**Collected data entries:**
+ + + + + + +
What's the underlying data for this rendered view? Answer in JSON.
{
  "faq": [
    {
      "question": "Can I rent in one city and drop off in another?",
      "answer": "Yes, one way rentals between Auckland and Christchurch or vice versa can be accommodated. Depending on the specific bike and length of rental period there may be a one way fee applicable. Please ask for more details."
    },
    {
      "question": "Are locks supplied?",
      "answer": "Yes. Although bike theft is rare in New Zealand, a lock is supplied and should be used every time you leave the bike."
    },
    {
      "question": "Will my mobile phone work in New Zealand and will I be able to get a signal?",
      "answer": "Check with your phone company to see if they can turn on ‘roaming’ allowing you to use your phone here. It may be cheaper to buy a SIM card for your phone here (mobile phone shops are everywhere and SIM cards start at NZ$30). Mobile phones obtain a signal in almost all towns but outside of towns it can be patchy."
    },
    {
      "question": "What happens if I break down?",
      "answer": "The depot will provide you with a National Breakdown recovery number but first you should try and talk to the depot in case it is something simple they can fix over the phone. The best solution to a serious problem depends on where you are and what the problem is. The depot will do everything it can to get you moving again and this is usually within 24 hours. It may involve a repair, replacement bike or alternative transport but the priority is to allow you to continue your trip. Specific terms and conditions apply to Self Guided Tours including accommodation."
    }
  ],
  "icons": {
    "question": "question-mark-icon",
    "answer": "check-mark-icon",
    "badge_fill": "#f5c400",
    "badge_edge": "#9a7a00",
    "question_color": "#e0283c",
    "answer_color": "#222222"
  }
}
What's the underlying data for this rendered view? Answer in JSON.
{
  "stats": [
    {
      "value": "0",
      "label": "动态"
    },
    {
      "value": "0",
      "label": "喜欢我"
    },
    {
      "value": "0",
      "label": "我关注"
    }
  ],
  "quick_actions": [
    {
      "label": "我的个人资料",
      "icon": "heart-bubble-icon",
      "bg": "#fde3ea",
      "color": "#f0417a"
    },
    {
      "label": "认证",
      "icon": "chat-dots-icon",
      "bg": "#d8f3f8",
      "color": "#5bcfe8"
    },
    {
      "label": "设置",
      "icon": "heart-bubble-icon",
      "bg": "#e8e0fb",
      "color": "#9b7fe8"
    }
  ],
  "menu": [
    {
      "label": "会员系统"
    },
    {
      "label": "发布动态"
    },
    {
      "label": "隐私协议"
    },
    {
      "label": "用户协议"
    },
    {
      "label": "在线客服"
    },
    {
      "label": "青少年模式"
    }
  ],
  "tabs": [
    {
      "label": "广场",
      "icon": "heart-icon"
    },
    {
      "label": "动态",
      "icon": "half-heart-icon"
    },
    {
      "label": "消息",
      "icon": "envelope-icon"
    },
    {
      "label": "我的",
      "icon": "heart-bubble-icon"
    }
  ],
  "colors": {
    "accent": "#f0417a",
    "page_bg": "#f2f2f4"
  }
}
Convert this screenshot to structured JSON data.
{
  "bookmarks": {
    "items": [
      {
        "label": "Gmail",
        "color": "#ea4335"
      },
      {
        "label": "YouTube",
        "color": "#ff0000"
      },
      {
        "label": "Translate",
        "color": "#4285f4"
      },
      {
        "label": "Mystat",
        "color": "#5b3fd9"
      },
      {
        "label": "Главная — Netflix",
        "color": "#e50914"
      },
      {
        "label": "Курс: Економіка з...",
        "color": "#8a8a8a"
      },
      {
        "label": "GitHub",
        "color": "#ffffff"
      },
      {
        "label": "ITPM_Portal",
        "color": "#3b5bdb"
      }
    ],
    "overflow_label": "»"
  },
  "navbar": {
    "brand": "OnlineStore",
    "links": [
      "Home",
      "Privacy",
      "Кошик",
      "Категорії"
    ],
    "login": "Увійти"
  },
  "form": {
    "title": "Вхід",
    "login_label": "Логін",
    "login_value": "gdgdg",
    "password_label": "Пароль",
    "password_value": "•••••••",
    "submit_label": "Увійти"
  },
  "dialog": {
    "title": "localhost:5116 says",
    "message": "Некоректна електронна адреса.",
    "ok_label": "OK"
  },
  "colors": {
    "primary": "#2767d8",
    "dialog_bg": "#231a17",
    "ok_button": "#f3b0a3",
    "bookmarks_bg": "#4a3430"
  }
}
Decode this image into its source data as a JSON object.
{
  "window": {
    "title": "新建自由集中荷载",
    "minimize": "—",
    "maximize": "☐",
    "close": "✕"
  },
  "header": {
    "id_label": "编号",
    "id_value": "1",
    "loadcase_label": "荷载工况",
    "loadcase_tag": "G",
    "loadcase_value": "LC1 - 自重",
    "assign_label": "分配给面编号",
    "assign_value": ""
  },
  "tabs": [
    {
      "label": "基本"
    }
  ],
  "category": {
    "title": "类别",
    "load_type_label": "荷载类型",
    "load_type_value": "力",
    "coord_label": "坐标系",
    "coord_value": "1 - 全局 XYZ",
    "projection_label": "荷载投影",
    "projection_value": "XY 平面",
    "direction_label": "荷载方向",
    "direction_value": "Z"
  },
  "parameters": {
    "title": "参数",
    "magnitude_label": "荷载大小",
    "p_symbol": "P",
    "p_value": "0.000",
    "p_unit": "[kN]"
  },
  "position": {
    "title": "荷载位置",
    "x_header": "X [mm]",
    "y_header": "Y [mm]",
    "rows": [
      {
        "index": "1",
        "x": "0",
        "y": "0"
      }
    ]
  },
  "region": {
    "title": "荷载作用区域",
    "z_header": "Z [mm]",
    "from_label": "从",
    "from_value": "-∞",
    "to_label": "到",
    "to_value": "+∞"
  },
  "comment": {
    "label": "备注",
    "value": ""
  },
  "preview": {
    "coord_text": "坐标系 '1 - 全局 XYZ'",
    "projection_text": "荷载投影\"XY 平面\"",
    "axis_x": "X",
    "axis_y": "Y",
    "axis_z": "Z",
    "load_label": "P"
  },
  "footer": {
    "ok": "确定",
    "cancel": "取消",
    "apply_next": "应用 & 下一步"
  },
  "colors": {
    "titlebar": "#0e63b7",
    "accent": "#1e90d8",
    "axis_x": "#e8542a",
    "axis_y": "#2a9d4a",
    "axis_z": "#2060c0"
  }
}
+ + + + + + +
**TASK DETAILS:** The records above should be restated word for word, please.

**COMPLETE OUTPUT:**
What's the underlying data for this rendered view? Answer in JSON.
{
  "faq": [
    {
      "question": "Can I rent in one city and drop off in another?",
      "answer": "Yes, one way rentals between Auckland and Christchurch or vice versa can be accommodated. Depending on the specific bike and length of rental period there may be a one way fee applicable. Please ask for more details."
    },
    {
      "question": "Are locks supplied?",
      "answer": "Yes. Although bike theft is rare in New Zealand, a lock is supplied and should be used every time you leave the bike."
    },
    {
      "question": "Will my mobile phone work in New Zealand and will I be able to get a signal?",
      "answer": "Check with your phone company to see if they can turn on ‘roaming’ allowing you to use your phone here. It may be cheaper to buy a SIM card for your phone here (mobile phone shops are everywhere and SIM cards start at NZ$30). Mobile phones obtain a signal in almost all towns but outside of towns it can be patchy."
    },
    {
      "question": "What happens if I break down?",
      "answer": "The depot will provide you with a National Breakdown recovery number but first you should try and talk to the depot in case it is something simple they can fix over the phone. The best solution to a serious problem depends on where you are and what the problem is. The depot will do everything it can to get you moving again and this is usually within 24 hours. It may involve a repair, replacement bike or alternative transport but the priority is to allow you to continue your trip. Specific terms and conditions apply to Self Guided Tours including accommodation."
    }
  ],
  "icons": {
    "question": "question-mark-icon",
    "answer": "check-mark-icon",
    "badge_fill": "#f5c400",
    "badge_edge": "#9a7a00",
    "question_color": "#e0283c",
    "answer_color": "#222222"
  }
}
What's the underlying data for this rendered view? Answer in JSON.
{
  "stats": [
    {
      "value": "0",
      "label": "动态"
    },
    {
      "value": "0",
      "label": "喜欢我"
    },
    {
      "value": "0",
      "label": "我关注"
    }
  ],
  "quick_actions": [
    {
      "label": "我的个人资料",
      "icon": "heart-bubble-icon",
      "bg": "#fde3ea",
      "color": "#f0417a"
    },
    {
      "label": "认证",
      "icon": "chat-dots-icon",
      "bg": "#d8f3f8",
      "color": "#5bcfe8"
    },
    {
      "label": "设置",
      "icon": "heart-bubble-icon",
      "bg": "#e8e0fb",
      "color": "#9b7fe8"
    }
  ],
  "menu": [
    {
      "label": "会员系统"
    },
    {
      "label": "发布动态"
    },
    {
      "label": "隐私协议"
    },
    {
      "label": "用户协议"
    },
    {
      "label": "在线客服"
    },
    {
      "label": "青少年模式"
    }
  ],
  "tabs": [
    {
      "label": "广场",
      "icon": "heart-icon"
    },
    {
      "label": "动态",
      "icon": "half-heart-icon"
    },
    {
      "label": "消息",
      "icon": "envelope-icon"
    },
    {
      "label": "我的",
      "icon": "heart-bubble-icon"
    }
  ],
  "colors": {
    "accent": "#f0417a",
    "page_bg": "#f2f2f4"
  }
}
Convert this screenshot to structured JSON data.
{
  "bookmarks": {
    "items": [
      {
        "label": "Gmail",
        "color": "#ea4335"
      },
      {
        "label": "YouTube",
        "color": "#ff0000"
      },
      {
        "label": "Translate",
        "color": "#4285f4"
      },
      {
        "label": "Mystat",
        "color": "#5b3fd9"
      },
      {
        "label": "Главная — Netflix",
        "color": "#e50914"
      },
      {
        "label": "Курс: Економіка з...",
        "color": "#8a8a8a"
      },
      {
        "label": "GitHub",
        "color": "#ffffff"
      },
      {
        "label": "ITPM_Portal",
        "color": "#3b5bdb"
      }
    ],
    "overflow_label": "»"
  },
  "navbar": {
    "brand": "OnlineStore",
    "links": [
      "Home",
      "Privacy",
      "Кошик",
      "Категорії"
    ],
    "login": "Увійти"
  },
  "form": {
    "title": "Вхід",
    "login_label": "Логін",
    "login_value": "gdgdg",
    "password_label": "Пароль",
    "password_value": "•••••••",
    "submit_label": "Увійти"
  },
  "dialog": {
    "title": "localhost:5116 says",
    "message": "Некоректна електронна адреса.",
    "ok_label": "OK"
  },
  "colors": {
    "primary": "#2767d8",
    "dialog_bg": "#231a17",
    "ok_button": "#f3b0a3",
    "bookmarks_bg": "#4a3430"
  }
}
Decode this image into its source data as a JSON object.
{
  "window": {
    "title": "新建自由集中荷载",
    "minimize": "—",
    "maximize": "☐",
    "close": "✕"
  },
  "header": {
    "id_label": "编号",
    "id_value": "1",
    "loadcase_label": "荷载工况",
    "loadcase_tag": "G",
    "loadcase_value": "LC1 - 自重",
    "assign_label": "分配给面编号",
    "assign_value": ""
  },
  "tabs": [
    {
      "label": "基本"
    }
  ],
  "category": {
    "title": "类别",
    "load_type_label": "荷载类型",
    "load_type_value": "力",
    "coord_label": "坐标系",
    "coord_value": "1 - 全局 XYZ",
    "projection_label": "荷载投影",
    "projection_value": "XY 平面",
    "direction_label": "荷载方向",
    "direction_value": "Z"
  },
  "parameters": {
    "title": "参数",
    "magnitude_label": "荷载大小",
    "p_symbol": "P",
    "p_value": "0.000",
    "p_unit": "[kN]"
  },
  "position": {
    "title": "荷载位置",
    "x_header": "X [mm]",
    "y_header": "Y [mm]",
    "rows": [
      {
        "index": "1",
        "x": "0",
        "y": "0"
      }
    ]
  },
  "region": {
    "title": "荷载作用区域",
    "z_header": "Z [mm]",
    "from_label": "从",
    "from_value": "-∞",
    "to_label": "到",
    "to_value": "+∞"
  },
  "comment": {
    "label": "备注",
    "value": ""
  },
  "preview": {
    "coord_text": "坐标系 '1 - 全局 XYZ'",
    "projection_text": "荷载投影\"XY 平面\"",
    "axis_x": "X",
    "axis_y": "Y",
    "axis_z": "Z",
    "load_label": "P"
  },
  "footer": {
    "ok": "确定",
    "cancel": "取消",
    "apply_next": "应用 & 下一步"
  },
  "colors": {
    "titlebar": "#0e63b7",
    "accent": "#1e90d8",
    "axis_x": "#e8542a",
    "axis_y": "#2a9d4a",
    "axis_z": "#2060c0"
  }
}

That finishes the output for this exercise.